[Problem 1]:
From the Amalie Sæten profile, what are the answers to these questions?
(a) What is her indoor 3000m personal best?
(b) Which city does she hail from?
(c) Which club did she move to ahead of the 2025 season?
[Problem 2]: Can you reproduce the Amalie Sæten profile starting with "Achievements and titles" and going on through "focusing on running.", swapping "football" for "handball"?

Personal information
- Full name: Amalie Manshaus Sæten
- Born: 1 December 1997 (age 28)

Sport
- Sport: Athletics
- Event: Middle-distance running

Achievements and titles
- Personal bests: 800m: 2:04.63 (2025) 1500m: 4:08.08 (2023) 3000m: 8:49.72 (2025) 5000m:15:07.33 (2025) Indoors 800m: 2:07.50 (2020) 1500m: 4:17.46 (2023) 3000m: 9:11.91 (2023) Road 5k: 15:29 (2026) 10k: 32:37 (2025)

= Amalie Sæten =

Norwegian-distance runner (born 1997)

Amalie Manshaus Sæten (born 1 December 1997) is a Norwegian middle-distance runner. A multiple-time national champion, she represented Norway at the 2023 World Championships over 1500 metres, where she ran a personal best time of 4:08.08.

==Personal life==
She hails from Kristiansand. As a youth she also played football, before focusing on running.

She changed clubs from Kristiansands IF to Ullensaker/Kisa IL in 2018 and later SK Vidar ahead of the 2025 season. During her time in Ull/Kisa she was coached by Knut Jæger Hansen, before changing coaches to Ådne Andersen. She has also been in a relationship with Andersen since 2019.

[Exercise data]:
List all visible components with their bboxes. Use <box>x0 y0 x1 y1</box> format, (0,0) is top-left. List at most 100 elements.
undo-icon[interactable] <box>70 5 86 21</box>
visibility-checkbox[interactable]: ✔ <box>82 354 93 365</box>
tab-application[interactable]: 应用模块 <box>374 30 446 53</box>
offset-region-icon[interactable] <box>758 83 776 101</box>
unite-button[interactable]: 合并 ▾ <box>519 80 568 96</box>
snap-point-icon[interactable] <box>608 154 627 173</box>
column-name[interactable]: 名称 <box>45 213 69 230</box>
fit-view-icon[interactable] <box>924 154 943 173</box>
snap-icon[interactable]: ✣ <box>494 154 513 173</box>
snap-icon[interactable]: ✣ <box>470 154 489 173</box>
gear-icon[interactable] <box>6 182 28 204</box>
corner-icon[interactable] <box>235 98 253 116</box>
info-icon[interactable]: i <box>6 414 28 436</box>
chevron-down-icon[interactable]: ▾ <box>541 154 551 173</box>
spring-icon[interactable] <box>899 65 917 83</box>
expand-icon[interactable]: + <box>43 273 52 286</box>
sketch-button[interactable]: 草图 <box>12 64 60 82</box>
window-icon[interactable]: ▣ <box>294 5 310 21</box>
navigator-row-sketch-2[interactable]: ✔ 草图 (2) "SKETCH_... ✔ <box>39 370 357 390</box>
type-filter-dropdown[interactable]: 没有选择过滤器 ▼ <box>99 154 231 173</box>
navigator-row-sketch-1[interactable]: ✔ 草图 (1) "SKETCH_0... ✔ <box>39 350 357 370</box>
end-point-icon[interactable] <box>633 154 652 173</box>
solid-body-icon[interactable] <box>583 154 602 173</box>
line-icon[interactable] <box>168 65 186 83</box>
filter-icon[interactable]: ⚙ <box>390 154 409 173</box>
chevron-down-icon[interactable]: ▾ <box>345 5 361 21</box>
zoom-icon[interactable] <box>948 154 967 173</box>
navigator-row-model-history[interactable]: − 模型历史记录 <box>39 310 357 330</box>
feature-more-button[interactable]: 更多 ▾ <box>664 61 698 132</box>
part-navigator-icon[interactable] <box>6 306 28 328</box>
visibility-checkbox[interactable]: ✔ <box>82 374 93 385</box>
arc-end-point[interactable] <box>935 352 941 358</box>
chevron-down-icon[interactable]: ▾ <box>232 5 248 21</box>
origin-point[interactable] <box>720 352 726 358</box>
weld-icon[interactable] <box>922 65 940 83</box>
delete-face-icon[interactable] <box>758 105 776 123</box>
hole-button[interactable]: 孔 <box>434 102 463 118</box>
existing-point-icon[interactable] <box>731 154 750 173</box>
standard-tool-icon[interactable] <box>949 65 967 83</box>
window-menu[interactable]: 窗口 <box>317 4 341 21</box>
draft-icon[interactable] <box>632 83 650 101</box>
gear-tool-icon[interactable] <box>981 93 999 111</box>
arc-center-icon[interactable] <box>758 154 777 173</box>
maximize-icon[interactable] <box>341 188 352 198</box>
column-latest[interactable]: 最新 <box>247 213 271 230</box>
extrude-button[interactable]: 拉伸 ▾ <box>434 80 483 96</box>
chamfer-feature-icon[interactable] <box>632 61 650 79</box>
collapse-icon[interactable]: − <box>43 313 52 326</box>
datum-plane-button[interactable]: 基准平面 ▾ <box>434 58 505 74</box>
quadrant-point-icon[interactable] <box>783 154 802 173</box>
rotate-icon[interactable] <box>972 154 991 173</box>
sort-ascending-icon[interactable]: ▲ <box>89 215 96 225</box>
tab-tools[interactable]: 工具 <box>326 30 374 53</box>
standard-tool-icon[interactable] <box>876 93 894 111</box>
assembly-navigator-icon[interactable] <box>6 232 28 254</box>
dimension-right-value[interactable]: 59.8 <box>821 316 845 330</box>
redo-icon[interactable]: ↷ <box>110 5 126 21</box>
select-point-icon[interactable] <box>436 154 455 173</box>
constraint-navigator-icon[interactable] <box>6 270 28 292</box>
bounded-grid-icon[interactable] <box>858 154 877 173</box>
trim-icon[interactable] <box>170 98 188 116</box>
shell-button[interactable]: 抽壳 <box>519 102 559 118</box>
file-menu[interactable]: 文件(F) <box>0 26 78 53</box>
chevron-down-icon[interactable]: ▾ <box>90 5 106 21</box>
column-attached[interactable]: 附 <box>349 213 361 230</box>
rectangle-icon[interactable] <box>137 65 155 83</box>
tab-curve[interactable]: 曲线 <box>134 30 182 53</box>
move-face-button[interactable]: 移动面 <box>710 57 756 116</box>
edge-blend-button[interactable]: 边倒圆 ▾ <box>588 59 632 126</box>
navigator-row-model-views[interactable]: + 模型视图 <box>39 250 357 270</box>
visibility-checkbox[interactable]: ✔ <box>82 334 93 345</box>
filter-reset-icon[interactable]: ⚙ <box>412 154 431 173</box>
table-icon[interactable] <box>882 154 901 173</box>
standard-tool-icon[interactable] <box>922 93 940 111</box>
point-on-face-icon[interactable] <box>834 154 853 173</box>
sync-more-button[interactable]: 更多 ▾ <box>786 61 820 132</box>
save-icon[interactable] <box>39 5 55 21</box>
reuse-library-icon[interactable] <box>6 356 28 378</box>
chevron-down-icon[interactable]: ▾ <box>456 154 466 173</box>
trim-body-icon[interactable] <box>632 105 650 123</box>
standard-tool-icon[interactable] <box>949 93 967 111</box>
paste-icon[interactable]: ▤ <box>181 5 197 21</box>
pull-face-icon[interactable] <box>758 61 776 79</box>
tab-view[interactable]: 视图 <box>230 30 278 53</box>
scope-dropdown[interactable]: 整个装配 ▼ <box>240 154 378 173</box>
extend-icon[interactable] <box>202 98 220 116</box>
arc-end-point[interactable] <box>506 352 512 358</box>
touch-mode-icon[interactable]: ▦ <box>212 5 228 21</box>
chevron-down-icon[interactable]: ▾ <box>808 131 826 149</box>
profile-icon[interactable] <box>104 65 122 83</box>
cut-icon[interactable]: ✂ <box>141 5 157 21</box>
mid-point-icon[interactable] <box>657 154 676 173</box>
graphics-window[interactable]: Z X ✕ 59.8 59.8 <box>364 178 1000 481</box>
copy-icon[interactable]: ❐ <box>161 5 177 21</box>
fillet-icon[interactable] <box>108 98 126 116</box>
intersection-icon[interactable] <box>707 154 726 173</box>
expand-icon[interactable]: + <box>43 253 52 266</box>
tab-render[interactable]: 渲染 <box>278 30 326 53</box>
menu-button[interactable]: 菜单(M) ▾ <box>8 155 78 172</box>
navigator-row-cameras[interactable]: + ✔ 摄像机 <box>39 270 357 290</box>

[Output 1]:
(a) 9:11.91 (2023)
(b) Kristiansand
(c) SK Vidar

[Output 2]:
Achievements and titles
- Personal bests: 800m: 2:04.63 (2025) 1500m: 4:08.08 (2023) 3000m: 8:49.72 (2025) 5000m:15:07.33 (2025) Indoors 800m: 2:07.50 (2020) 1500m: 4:17.46 (2023) 3000m: 9:11.91 (2023) Road 5k: 15:29 (2026) 10k: 32:37 (2025)

= Amalie Sæten =

Norwegian-distance runner (born 1997)

Amalie Manshaus Sæten (born 1 December 1997) is a Norwegian middle-distance runner. A multiple-time national champion, she represented Norway at the 2023 World Championships over 1500 metres, where she ran a personal best time of 4:08.08.

==Personal life==
She hails from Kristiansand. As a youth she also played handball, before focusing on running.